### To do
Pull every line that holds the word "ylabel" from the entries.

# Dataset rows start

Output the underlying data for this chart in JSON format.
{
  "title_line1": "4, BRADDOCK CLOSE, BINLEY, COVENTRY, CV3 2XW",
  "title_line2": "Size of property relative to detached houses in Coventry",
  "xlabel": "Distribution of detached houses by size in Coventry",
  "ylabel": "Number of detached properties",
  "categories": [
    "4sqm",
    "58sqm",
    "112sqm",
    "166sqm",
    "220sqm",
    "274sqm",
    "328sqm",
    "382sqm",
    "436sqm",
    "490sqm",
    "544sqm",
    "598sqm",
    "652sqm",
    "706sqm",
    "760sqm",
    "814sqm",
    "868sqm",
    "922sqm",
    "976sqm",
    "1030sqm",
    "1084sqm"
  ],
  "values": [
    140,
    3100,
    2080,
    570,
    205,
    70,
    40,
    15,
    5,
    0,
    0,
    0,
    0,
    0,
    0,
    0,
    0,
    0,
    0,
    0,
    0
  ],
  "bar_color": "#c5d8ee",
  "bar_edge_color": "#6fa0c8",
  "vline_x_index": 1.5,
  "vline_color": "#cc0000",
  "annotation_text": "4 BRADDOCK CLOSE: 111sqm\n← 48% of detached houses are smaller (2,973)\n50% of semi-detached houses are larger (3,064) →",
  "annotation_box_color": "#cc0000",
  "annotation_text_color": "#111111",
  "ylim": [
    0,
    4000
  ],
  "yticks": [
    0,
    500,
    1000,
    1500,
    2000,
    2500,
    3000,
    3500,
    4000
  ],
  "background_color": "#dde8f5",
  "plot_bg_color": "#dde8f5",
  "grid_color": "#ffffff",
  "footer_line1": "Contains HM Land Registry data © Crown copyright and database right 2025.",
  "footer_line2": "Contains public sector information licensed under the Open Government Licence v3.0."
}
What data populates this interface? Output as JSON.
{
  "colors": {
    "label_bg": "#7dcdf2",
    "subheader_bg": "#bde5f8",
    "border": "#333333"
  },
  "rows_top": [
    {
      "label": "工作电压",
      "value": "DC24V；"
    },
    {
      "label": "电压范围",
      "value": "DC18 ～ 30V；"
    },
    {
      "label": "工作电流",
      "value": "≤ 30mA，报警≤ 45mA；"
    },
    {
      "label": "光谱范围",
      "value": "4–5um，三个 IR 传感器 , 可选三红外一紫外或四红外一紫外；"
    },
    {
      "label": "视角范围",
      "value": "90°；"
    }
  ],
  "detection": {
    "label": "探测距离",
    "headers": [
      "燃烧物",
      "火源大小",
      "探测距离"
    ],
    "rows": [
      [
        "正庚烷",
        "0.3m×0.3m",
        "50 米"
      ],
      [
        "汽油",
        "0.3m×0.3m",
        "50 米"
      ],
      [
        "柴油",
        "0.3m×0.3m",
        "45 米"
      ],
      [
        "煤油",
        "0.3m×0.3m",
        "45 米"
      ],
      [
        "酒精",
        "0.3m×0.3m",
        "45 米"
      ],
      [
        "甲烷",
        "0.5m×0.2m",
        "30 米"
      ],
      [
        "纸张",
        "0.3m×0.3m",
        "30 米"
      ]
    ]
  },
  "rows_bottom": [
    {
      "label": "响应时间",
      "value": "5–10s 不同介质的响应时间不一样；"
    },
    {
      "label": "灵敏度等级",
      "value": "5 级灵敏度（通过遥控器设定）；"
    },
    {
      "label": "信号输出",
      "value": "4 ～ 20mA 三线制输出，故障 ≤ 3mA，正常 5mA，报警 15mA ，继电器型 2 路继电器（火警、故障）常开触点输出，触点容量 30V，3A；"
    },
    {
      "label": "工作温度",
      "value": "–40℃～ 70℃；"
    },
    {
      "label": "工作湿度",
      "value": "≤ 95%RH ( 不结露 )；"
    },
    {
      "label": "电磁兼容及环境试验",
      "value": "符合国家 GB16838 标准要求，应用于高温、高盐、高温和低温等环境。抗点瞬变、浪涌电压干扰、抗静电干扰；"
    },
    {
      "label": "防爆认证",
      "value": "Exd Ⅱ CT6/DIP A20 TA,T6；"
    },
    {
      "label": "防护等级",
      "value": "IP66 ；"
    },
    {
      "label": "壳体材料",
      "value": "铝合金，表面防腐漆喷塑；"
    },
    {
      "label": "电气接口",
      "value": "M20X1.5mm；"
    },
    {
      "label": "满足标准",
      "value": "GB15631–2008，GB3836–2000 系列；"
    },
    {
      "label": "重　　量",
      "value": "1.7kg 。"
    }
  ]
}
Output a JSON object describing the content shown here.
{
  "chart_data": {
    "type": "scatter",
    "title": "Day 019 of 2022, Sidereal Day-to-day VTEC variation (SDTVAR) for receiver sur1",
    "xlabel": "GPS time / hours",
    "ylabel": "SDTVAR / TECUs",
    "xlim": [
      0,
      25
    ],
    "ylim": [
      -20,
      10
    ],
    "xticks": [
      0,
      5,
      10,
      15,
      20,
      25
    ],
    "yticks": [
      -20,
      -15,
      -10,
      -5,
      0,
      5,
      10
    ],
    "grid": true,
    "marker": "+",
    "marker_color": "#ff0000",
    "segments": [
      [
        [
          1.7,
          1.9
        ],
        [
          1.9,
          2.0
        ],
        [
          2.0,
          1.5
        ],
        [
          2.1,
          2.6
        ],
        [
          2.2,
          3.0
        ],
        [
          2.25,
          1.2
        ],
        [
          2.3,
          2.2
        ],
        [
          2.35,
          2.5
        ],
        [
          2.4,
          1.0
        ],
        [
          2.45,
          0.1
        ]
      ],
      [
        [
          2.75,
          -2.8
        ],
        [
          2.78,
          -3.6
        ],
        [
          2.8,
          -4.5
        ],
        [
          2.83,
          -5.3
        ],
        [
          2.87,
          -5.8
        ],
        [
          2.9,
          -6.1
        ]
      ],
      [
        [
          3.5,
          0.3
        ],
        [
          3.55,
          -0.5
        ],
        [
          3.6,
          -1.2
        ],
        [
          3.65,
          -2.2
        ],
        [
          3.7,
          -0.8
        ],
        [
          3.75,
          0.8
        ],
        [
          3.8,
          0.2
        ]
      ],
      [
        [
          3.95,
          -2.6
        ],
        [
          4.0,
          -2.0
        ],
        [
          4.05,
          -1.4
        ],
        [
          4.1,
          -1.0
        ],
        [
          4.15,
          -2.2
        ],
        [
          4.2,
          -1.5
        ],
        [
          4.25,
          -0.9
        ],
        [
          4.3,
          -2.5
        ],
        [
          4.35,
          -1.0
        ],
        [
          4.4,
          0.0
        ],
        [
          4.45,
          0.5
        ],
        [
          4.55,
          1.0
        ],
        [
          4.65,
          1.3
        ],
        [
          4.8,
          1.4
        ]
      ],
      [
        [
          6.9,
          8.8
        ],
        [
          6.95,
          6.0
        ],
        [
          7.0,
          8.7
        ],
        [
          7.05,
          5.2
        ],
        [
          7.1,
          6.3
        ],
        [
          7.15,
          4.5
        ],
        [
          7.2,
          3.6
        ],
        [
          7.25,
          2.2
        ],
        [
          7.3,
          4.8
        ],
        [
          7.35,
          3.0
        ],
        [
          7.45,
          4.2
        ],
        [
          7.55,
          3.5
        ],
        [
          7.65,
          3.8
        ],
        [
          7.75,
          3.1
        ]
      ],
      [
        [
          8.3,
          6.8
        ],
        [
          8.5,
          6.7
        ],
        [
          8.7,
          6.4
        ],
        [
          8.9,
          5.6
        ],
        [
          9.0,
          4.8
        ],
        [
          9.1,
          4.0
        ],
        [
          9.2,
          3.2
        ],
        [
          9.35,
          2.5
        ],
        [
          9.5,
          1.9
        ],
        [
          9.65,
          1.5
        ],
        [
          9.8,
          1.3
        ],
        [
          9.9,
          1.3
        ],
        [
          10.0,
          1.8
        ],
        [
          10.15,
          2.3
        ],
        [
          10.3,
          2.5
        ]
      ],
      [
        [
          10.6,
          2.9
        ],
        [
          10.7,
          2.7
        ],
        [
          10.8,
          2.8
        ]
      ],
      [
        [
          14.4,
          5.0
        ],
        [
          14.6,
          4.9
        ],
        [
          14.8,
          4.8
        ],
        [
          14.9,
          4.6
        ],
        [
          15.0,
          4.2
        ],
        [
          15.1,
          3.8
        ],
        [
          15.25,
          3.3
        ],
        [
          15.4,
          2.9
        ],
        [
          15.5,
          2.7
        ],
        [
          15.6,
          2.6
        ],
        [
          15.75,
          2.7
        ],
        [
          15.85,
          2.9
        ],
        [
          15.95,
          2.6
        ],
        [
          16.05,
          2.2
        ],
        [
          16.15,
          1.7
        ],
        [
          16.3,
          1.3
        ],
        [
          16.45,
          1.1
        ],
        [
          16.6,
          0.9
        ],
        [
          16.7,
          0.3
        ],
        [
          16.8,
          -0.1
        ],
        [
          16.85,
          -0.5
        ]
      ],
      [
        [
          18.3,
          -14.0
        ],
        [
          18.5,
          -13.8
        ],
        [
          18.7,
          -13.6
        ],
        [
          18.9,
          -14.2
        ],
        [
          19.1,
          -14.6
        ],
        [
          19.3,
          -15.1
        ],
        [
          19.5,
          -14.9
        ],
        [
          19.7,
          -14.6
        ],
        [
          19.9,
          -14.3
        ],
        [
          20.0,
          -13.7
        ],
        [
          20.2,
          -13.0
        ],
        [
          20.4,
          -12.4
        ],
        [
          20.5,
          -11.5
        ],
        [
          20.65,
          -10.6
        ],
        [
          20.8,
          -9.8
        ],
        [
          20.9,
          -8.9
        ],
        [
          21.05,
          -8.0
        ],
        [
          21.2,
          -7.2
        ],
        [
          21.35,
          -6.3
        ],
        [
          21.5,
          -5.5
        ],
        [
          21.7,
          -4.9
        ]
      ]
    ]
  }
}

# Dataset rows end

### Final result
  "ylabel": "Number of detached properties",
    "ylabel": "SDTVAR / TECUs",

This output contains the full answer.